* Begin EXTRACTED INFORMATION *

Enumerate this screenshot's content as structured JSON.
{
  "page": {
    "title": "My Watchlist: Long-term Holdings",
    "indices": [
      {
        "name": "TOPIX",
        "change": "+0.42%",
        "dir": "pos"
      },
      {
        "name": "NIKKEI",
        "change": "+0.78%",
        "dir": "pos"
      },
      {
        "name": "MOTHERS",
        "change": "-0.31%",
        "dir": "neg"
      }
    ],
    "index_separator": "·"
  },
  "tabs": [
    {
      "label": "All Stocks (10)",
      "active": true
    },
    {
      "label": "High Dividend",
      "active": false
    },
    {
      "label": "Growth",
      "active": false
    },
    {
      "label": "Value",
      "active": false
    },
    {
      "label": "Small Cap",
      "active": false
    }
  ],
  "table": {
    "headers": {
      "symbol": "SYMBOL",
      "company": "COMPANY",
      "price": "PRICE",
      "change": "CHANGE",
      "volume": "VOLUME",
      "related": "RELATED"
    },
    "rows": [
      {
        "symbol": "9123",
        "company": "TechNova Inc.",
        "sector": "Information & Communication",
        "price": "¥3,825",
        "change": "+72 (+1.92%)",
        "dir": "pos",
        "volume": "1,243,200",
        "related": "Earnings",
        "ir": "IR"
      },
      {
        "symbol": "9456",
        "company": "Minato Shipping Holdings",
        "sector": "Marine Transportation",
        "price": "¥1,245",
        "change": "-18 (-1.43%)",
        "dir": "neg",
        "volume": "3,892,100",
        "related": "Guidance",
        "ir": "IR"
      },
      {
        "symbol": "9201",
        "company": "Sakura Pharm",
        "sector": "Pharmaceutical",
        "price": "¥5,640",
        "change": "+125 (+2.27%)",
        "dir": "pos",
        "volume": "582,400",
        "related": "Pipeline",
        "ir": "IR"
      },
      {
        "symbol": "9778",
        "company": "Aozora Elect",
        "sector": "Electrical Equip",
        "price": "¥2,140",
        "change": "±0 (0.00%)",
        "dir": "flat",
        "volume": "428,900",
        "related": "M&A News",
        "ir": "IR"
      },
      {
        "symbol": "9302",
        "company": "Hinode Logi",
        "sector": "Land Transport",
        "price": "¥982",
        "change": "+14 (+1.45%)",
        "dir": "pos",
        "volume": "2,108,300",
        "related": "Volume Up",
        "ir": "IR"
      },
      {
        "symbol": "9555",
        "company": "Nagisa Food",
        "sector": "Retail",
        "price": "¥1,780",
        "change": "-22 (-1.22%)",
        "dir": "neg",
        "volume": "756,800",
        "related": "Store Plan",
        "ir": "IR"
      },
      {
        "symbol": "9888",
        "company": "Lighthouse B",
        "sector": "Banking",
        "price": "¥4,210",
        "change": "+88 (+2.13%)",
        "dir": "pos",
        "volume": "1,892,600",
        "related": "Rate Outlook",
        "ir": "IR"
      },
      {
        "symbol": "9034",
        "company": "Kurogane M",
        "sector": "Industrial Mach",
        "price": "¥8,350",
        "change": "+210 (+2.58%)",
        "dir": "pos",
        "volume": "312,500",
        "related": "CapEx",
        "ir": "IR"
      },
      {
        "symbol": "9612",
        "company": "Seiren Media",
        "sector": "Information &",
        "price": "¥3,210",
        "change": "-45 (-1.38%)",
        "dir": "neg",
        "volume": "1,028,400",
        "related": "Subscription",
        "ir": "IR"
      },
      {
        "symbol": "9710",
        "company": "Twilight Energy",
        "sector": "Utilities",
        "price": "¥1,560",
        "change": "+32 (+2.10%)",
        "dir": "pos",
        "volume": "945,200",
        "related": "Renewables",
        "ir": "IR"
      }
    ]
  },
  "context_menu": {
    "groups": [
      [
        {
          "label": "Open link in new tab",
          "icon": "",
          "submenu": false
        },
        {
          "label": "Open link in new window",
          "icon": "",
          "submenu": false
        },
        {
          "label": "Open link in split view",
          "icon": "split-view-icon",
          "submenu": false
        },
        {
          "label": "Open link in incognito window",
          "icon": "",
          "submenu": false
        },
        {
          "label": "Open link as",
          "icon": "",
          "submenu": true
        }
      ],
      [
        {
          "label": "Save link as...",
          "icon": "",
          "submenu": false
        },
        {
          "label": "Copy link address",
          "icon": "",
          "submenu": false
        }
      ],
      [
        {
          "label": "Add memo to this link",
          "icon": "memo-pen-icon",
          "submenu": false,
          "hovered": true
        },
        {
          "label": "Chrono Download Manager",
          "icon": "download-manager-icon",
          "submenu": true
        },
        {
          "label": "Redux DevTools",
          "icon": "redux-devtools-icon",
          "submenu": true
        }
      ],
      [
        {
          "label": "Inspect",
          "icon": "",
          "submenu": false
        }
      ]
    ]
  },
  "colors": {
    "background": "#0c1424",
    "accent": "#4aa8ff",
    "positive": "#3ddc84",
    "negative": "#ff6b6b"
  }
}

* End EXTRACTED INFORMATION *

**GIVEN REQUEST:** Retype the records in full. Keep every line identical to the original.

**REPLY TO THE TASK:**
Enumerate this screenshot's content as structured JSON.
{
  "page": {
    "title": "My Watchlist: Long-term Holdings",
    "indices": [
      {
        "name": "TOPIX",
        "change": "+0.42%",
        "dir": "pos"
      },
      {
        "name": "NIKKEI",
        "change": "+0.78%",
        "dir": "pos"
      },
      {
        "name": "MOTHERS",
        "change": "-0.31%",
        "dir": "neg"
      }
    ],
    "index_separator": "·"
  },
  "tabs": [
    {
      "label": "All Stocks (10)",
      "active": true
    },
    {
      "label": "High Dividend",
      "active": false
    },
    {
      "label": "Growth",
      "active": false
    },
    {
      "label": "Value",
      "active": false
    },
    {
      "label": "Small Cap",
      "active": false
    }
  ],
  "table": {
    "headers": {
      "symbol": "SYMBOL",
      "company": "COMPANY",
      "price": "PRICE",
      "change": "CHANGE",
      "volume": "VOLUME",
      "related": "RELATED"
    },
    "rows": [
      {
        "symbol": "9123",
        "company": "TechNova Inc.",
        "sector": "Information & Communication",
        "price": "¥3,825",
        "change": "+72 (+1.92%)",
        "dir": "pos",
        "volume": "1,243,200",
        "related": "Earnings",
        "ir": "IR"
      },
      {
        "symbol": "9456",
        "company": "Minato Shipping Holdings",
        "sector": "Marine Transportation",
        "price": "¥1,245",
        "change": "-18 (-1.43%)",
        "dir": "neg",
        "volume": "3,892,100",
        "related": "Guidance",
        "ir": "IR"
      },
      {
        "symbol": "9201",
        "company": "Sakura Pharm",
        "sector": "Pharmaceutical",
        "price": "¥5,640",
        "change": "+125 (+2.27%)",
        "dir": "pos",
        "volume": "582,400",
        "related": "Pipeline",
        "ir": "IR"
      },
      {
        "symbol": "9778",
        "company": "Aozora Elect",
        "sector": "Electrical Equip",
        "price": "¥2,140",
        "change": "±0 (0.00%)",
        "dir": "flat",
        "volume": "428,900",
        "related": "M&A News",
        "ir": "IR"
      },
      {
        "symbol": "9302",
        "company": "Hinode Logi",
        "sector": "Land Transport",
        "price": "¥982",
        "change": "+14 (+1.45%)",
        "dir": "pos",
        "volume": "2,108,300",
        "related": "Volume Up",
        "ir": "IR"
      },
      {
        "symbol": "9555",
        "company": "Nagisa Food",
        "sector": "Retail",
        "price": "¥1,780",
        "change": "-22 (-1.22%)",
        "dir": "neg",
        "volume": "756,800",
        "related": "Store Plan",
        "ir": "IR"
      },
      {
        "symbol": "9888",
        "company": "Lighthouse B",
        "sector": "Banking",
        "price": "¥4,210",
        "change": "+88 (+2.13%)",
        "dir": "pos",
        "volume": "1,892,600",
        "related": "Rate Outlook",
        "ir": "IR"
      },
      {
        "symbol": "9034",
        "company": "Kurogane M",
        "sector": "Industrial Mach",
        "price": "¥8,350",
        "change": "+210 (+2.58%)",
        "dir": "pos",
        "volume": "312,500",
        "related": "CapEx",
        "ir": "IR"
      },
      {
        "symbol": "9612",
        "company": "Seiren Media",
        "sector": "Information &",
        "price": "¥3,210",
        "change": "-45 (-1.38%)",
        "dir": "neg",
        "volume": "1,028,400",
        "related": "Subscription",
        "ir": "IR"
      },
      {
        "symbol": "9710",
        "company": "Twilight Energy",
        "sector": "Utilities",
        "price": "¥1,560",
        "change": "+32 (+2.10%)",
        "dir": "pos",
        "volume": "945,200",
        "related": "Renewables",
        "ir": "IR"
      }
    ]
  },
  "context_menu": {
    "groups": [
      [
        {
          "label": "Open link in new tab",
          "icon": "",
          "submenu": false
        },
        {
          "label": "Open link in new window",
          "icon": "",
          "submenu": false
        },
        {
          "label": "Open link in split view",
          "icon": "split-view-icon",
          "submenu": false
        },
        {
          "label": "Open link in incognito window",
          "icon": "",
          "submenu": false
        },
        {
          "label": "Open link as",
          "icon": "",
          "submenu": true
        }
      ],
      [
        {
          "label": "Save link as...",
          "icon": "",
          "submenu": false
        },
        {
          "label": "Copy link address",
          "icon": "",
          "submenu": false
        }
      ],
      [
        {
          "label": "Add memo to this link",
          "icon": "memo-pen-icon",
          "submenu": false,
          "hovered": true
        },
        {
          "label": "Chrono Download Manager",
          "icon": "download-manager-icon",
          "submenu": true
        },
        {
          "label": "Redux DevTools",
          "icon": "redux-devtools-icon",
          "submenu": true
        }
      ],
      [
        {
          "label": "Inspect",
          "icon": "",
          "submenu": false
        }
      ]
    ]
  },
  "colors": {
    "background": "#0c1424",
    "accent": "#4aa8ff",
    "positive": "#3ddc84",
    "negative": "#ff6b6b"
  }
}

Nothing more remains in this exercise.